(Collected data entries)
· · · · ·
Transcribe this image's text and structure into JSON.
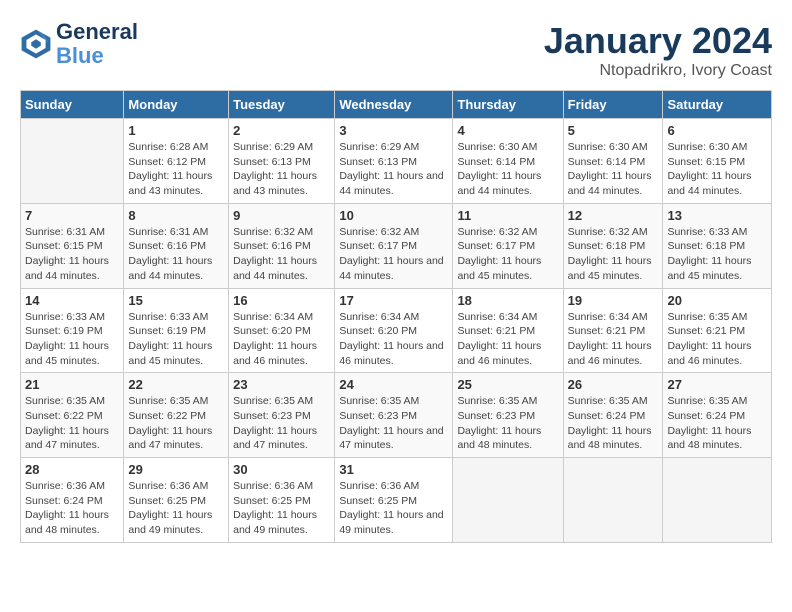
{
  "logo": {
    "line1": "General",
    "line2": "Blue"
  },
  "title": "January 2024",
  "subtitle": "Ntopadrikro, Ivory Coast",
  "header": {
    "days": [
      "Sunday",
      "Monday",
      "Tuesday",
      "Wednesday",
      "Thursday",
      "Friday",
      "Saturday"
    ]
  },
  "rows": [
    [
      {
        "date": "",
        "sunrise": "",
        "sunset": "",
        "daylight": "",
        "empty": true
      },
      {
        "date": "1",
        "sunrise": "Sunrise: 6:28 AM",
        "sunset": "Sunset: 6:12 PM",
        "daylight": "Daylight: 11 hours and 43 minutes."
      },
      {
        "date": "2",
        "sunrise": "Sunrise: 6:29 AM",
        "sunset": "Sunset: 6:13 PM",
        "daylight": "Daylight: 11 hours and 43 minutes."
      },
      {
        "date": "3",
        "sunrise": "Sunrise: 6:29 AM",
        "sunset": "Sunset: 6:13 PM",
        "daylight": "Daylight: 11 hours and 44 minutes."
      },
      {
        "date": "4",
        "sunrise": "Sunrise: 6:30 AM",
        "sunset": "Sunset: 6:14 PM",
        "daylight": "Daylight: 11 hours and 44 minutes."
      },
      {
        "date": "5",
        "sunrise": "Sunrise: 6:30 AM",
        "sunset": "Sunset: 6:14 PM",
        "daylight": "Daylight: 11 hours and 44 minutes."
      },
      {
        "date": "6",
        "sunrise": "Sunrise: 6:30 AM",
        "sunset": "Sunset: 6:15 PM",
        "daylight": "Daylight: 11 hours and 44 minutes."
      }
    ],
    [
      {
        "date": "7",
        "sunrise": "Sunrise: 6:31 AM",
        "sunset": "Sunset: 6:15 PM",
        "daylight": "Daylight: 11 hours and 44 minutes."
      },
      {
        "date": "8",
        "sunrise": "Sunrise: 6:31 AM",
        "sunset": "Sunset: 6:16 PM",
        "daylight": "Daylight: 11 hours and 44 minutes."
      },
      {
        "date": "9",
        "sunrise": "Sunrise: 6:32 AM",
        "sunset": "Sunset: 6:16 PM",
        "daylight": "Daylight: 11 hours and 44 minutes."
      },
      {
        "date": "10",
        "sunrise": "Sunrise: 6:32 AM",
        "sunset": "Sunset: 6:17 PM",
        "daylight": "Daylight: 11 hours and 44 minutes."
      },
      {
        "date": "11",
        "sunrise": "Sunrise: 6:32 AM",
        "sunset": "Sunset: 6:17 PM",
        "daylight": "Daylight: 11 hours and 45 minutes."
      },
      {
        "date": "12",
        "sunrise": "Sunrise: 6:32 AM",
        "sunset": "Sunset: 6:18 PM",
        "daylight": "Daylight: 11 hours and 45 minutes."
      },
      {
        "date": "13",
        "sunrise": "Sunrise: 6:33 AM",
        "sunset": "Sunset: 6:18 PM",
        "daylight": "Daylight: 11 hours and 45 minutes."
      }
    ],
    [
      {
        "date": "14",
        "sunrise": "Sunrise: 6:33 AM",
        "sunset": "Sunset: 6:19 PM",
        "daylight": "Daylight: 11 hours and 45 minutes."
      },
      {
        "date": "15",
        "sunrise": "Sunrise: 6:33 AM",
        "sunset": "Sunset: 6:19 PM",
        "daylight": "Daylight: 11 hours and 45 minutes."
      },
      {
        "date": "16",
        "sunrise": "Sunrise: 6:34 AM",
        "sunset": "Sunset: 6:20 PM",
        "daylight": "Daylight: 11 hours and 46 minutes."
      },
      {
        "date": "17",
        "sunrise": "Sunrise: 6:34 AM",
        "sunset": "Sunset: 6:20 PM",
        "daylight": "Daylight: 11 hours and 46 minutes."
      },
      {
        "date": "18",
        "sunrise": "Sunrise: 6:34 AM",
        "sunset": "Sunset: 6:21 PM",
        "daylight": "Daylight: 11 hours and 46 minutes."
      },
      {
        "date": "19",
        "sunrise": "Sunrise: 6:34 AM",
        "sunset": "Sunset: 6:21 PM",
        "daylight": "Daylight: 11 hours and 46 minutes."
      },
      {
        "date": "20",
        "sunrise": "Sunrise: 6:35 AM",
        "sunset": "Sunset: 6:21 PM",
        "daylight": "Daylight: 11 hours and 46 minutes."
      }
    ],
    [
      {
        "date": "21",
        "sunrise": "Sunrise: 6:35 AM",
        "sunset": "Sunset: 6:22 PM",
        "daylight": "Daylight: 11 hours and 47 minutes."
      },
      {
        "date": "22",
        "sunrise": "Sunrise: 6:35 AM",
        "sunset": "Sunset: 6:22 PM",
        "daylight": "Daylight: 11 hours and 47 minutes."
      },
      {
        "date": "23",
        "sunrise": "Sunrise: 6:35 AM",
        "sunset": "Sunset: 6:23 PM",
        "daylight": "Daylight: 11 hours and 47 minutes."
      },
      {
        "date": "24",
        "sunrise": "Sunrise: 6:35 AM",
        "sunset": "Sunset: 6:23 PM",
        "daylight": "Daylight: 11 hours and 47 minutes."
      },
      {
        "date": "25",
        "sunrise": "Sunrise: 6:35 AM",
        "sunset": "Sunset: 6:23 PM",
        "daylight": "Daylight: 11 hours and 48 minutes."
      },
      {
        "date": "26",
        "sunrise": "Sunrise: 6:35 AM",
        "sunset": "Sunset: 6:24 PM",
        "daylight": "Daylight: 11 hours and 48 minutes."
      },
      {
        "date": "27",
        "sunrise": "Sunrise: 6:35 AM",
        "sunset": "Sunset: 6:24 PM",
        "daylight": "Daylight: 11 hours and 48 minutes."
      }
    ],
    [
      {
        "date": "28",
        "sunrise": "Sunrise: 6:36 AM",
        "sunset": "Sunset: 6:24 PM",
        "daylight": "Daylight: 11 hours and 48 minutes."
      },
      {
        "date": "29",
        "sunrise": "Sunrise: 6:36 AM",
        "sunset": "Sunset: 6:25 PM",
        "daylight": "Daylight: 11 hours and 49 minutes."
      },
      {
        "date": "30",
        "sunrise": "Sunrise: 6:36 AM",
        "sunset": "Sunset: 6:25 PM",
        "daylight": "Daylight: 11 hours and 49 minutes."
      },
      {
        "date": "31",
        "sunrise": "Sunrise: 6:36 AM",
        "sunset": "Sunset: 6:25 PM",
        "daylight": "Daylight: 11 hours and 49 minutes."
      },
      {
        "date": "",
        "sunrise": "",
        "sunset": "",
        "daylight": "",
        "empty": true
      },
      {
        "date": "",
        "sunrise": "",
        "sunset": "",
        "daylight": "",
        "empty": true
      },
      {
        "date": "",
        "sunrise": "",
        "sunset": "",
        "daylight": "",
        "empty": true
      }
    ]
  ]
}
· · · · ·
● **WORK TO BE COMPLETED**:
The listing above needs to be output again exactly. Don't include the pictures.

● **OUTPUT BELOW**:
Transcribe this image's text and structure into JSON.
{
  "logo": {
    "line1": "General",
    "line2": "Blue"
  },
  "title": "January 2024",
  "subtitle": "Ntopadrikro, Ivory Coast",
  "header": {
    "days": [
      "Sunday",
      "Monday",
      "Tuesday",
      "Wednesday",
      "Thursday",
      "Friday",
      "Saturday"
    ]
  },
  "rows": [
    [
      {
        "date": "",
        "sunrise": "",
        "sunset": "",
        "daylight": "",
        "empty": true
      },
      {
        "date": "1",
        "sunrise": "Sunrise: 6:28 AM",
        "sunset": "Sunset: 6:12 PM",
        "daylight": "Daylight: 11 hours and 43 minutes."
      },
      {
        "date": "2",
        "sunrise": "Sunrise: 6:29 AM",
        "sunset": "Sunset: 6:13 PM",
        "daylight": "Daylight: 11 hours and 43 minutes."
      },
      {
        "date": "3",
        "sunrise": "Sunrise: 6:29 AM",
        "sunset": "Sunset: 6:13 PM",
        "daylight": "Daylight: 11 hours and 44 minutes."
      },
      {
        "date": "4",
        "sunrise": "Sunrise: 6:30 AM",
        "sunset": "Sunset: 6:14 PM",
        "daylight": "Daylight: 11 hours and 44 minutes."
      },
      {
        "date": "5",
        "sunrise": "Sunrise: 6:30 AM",
        "sunset": "Sunset: 6:14 PM",
        "daylight": "Daylight: 11 hours and 44 minutes."
      },
      {
        "date": "6",
        "sunrise": "Sunrise: 6:30 AM",
        "sunset": "Sunset: 6:15 PM",
        "daylight": "Daylight: 11 hours and 44 minutes."
      }
    ],
    [
      {
        "date": "7",
        "sunrise": "Sunrise: 6:31 AM",
        "sunset": "Sunset: 6:15 PM",
        "daylight": "Daylight: 11 hours and 44 minutes."
      },
      {
        "date": "8",
        "sunrise": "Sunrise: 6:31 AM",
        "sunset": "Sunset: 6:16 PM",
        "daylight": "Daylight: 11 hours and 44 minutes."
      },
      {
        "date": "9",
        "sunrise": "Sunrise: 6:32 AM",
        "sunset": "Sunset: 6:16 PM",
        "daylight": "Daylight: 11 hours and 44 minutes."
      },
      {
        "date": "10",
        "sunrise": "Sunrise: 6:32 AM",
        "sunset": "Sunset: 6:17 PM",
        "daylight": "Daylight: 11 hours and 44 minutes."
      },
      {
        "date": "11",
        "sunrise": "Sunrise: 6:32 AM",
        "sunset": "Sunset: 6:17 PM",
        "daylight": "Daylight: 11 hours and 45 minutes."
      },
      {
        "date": "12",
        "sunrise": "Sunrise: 6:32 AM",
        "sunset": "Sunset: 6:18 PM",
        "daylight": "Daylight: 11 hours and 45 minutes."
      },
      {
        "date": "13",
        "sunrise": "Sunrise: 6:33 AM",
        "sunset": "Sunset: 6:18 PM",
        "daylight": "Daylight: 11 hours and 45 minutes."
      }
    ],
    [
      {
        "date": "14",
        "sunrise": "Sunrise: 6:33 AM",
        "sunset": "Sunset: 6:19 PM",
        "daylight": "Daylight: 11 hours and 45 minutes."
      },
      {
        "date": "15",
        "sunrise": "Sunrise: 6:33 AM",
        "sunset": "Sunset: 6:19 PM",
        "daylight": "Daylight: 11 hours and 45 minutes."
      },
      {
        "date": "16",
        "sunrise": "Sunrise: 6:34 AM",
        "sunset": "Sunset: 6:20 PM",
        "daylight": "Daylight: 11 hours and 46 minutes."
      },
      {
        "date": "17",
        "sunrise": "Sunrise: 6:34 AM",
        "sunset": "Sunset: 6:20 PM",
        "daylight": "Daylight: 11 hours and 46 minutes."
      },
      {
        "date": "18",
        "sunrise": "Sunrise: 6:34 AM",
        "sunset": "Sunset: 6:21 PM",
        "daylight": "Daylight: 11 hours and 46 minutes."
      },
      {
        "date": "19",
        "sunrise": "Sunrise: 6:34 AM",
        "sunset": "Sunset: 6:21 PM",
        "daylight": "Daylight: 11 hours and 46 minutes."
      },
      {
        "date": "20",
        "sunrise": "Sunrise: 6:35 AM",
        "sunset": "Sunset: 6:21 PM",
        "daylight": "Daylight: 11 hours and 46 minutes."
      }
    ],
    [
      {
        "date": "21",
        "sunrise": "Sunrise: 6:35 AM",
        "sunset": "Sunset: 6:22 PM",
        "daylight": "Daylight: 11 hours and 47 minutes."
      },
      {
        "date": "22",
        "sunrise": "Sunrise: 6:35 AM",
        "sunset": "Sunset: 6:22 PM",
        "daylight": "Daylight: 11 hours and 47 minutes."
      },
      {
        "date": "23",
        "sunrise": "Sunrise: 6:35 AM",
        "sunset": "Sunset: 6:23 PM",
        "daylight": "Daylight: 11 hours and 47 minutes."
      },
      {
        "date": "24",
        "sunrise": "Sunrise: 6:35 AM",
        "sunset": "Sunset: 6:23 PM",
        "daylight": "Daylight: 11 hours and 47 minutes."
      },
      {
        "date": "25",
        "sunrise": "Sunrise: 6:35 AM",
        "sunset": "Sunset: 6:23 PM",
        "daylight": "Daylight: 11 hours and 48 minutes."
      },
      {
        "date": "26",
        "sunrise": "Sunrise: 6:35 AM",
        "sunset": "Sunset: 6:24 PM",
        "daylight": "Daylight: 11 hours and 48 minutes."
      },
      {
        "date": "27",
        "sunrise": "Sunrise: 6:35 AM",
        "sunset": "Sunset: 6:24 PM",
        "daylight": "Daylight: 11 hours and 48 minutes."
      }
    ],
    [
      {
        "date": "28",
        "sunrise": "Sunrise: 6:36 AM",
        "sunset": "Sunset: 6:24 PM",
        "daylight": "Daylight: 11 hours and 48 minutes."
      },
      {
        "date": "29",
        "sunrise": "Sunrise: 6:36 AM",
        "sunset": "Sunset: 6:25 PM",
        "daylight": "Daylight: 11 hours and 49 minutes."
      },
      {
        "date": "30",
        "sunrise": "Sunrise: 6:36 AM",
        "sunset": "Sunset: 6:25 PM",
        "daylight": "Daylight: 11 hours and 49 minutes."
      },
      {
        "date": "31",
        "sunrise": "Sunrise: 6:36 AM",
        "sunset": "Sunset: 6:25 PM",
        "daylight": "Daylight: 11 hours and 49 minutes."
      },
      {
        "date": "",
        "sunrise": "",
        "sunset": "",
        "daylight": "",
        "empty": true
      },
      {
        "date": "",
        "sunrise": "",
        "sunset": "",
        "daylight": "",
        "empty": true
      },
      {
        "date": "",
        "sunrise": "",
        "sunset": "",
        "daylight": "",
        "empty": true
      }
    ]
  ]
}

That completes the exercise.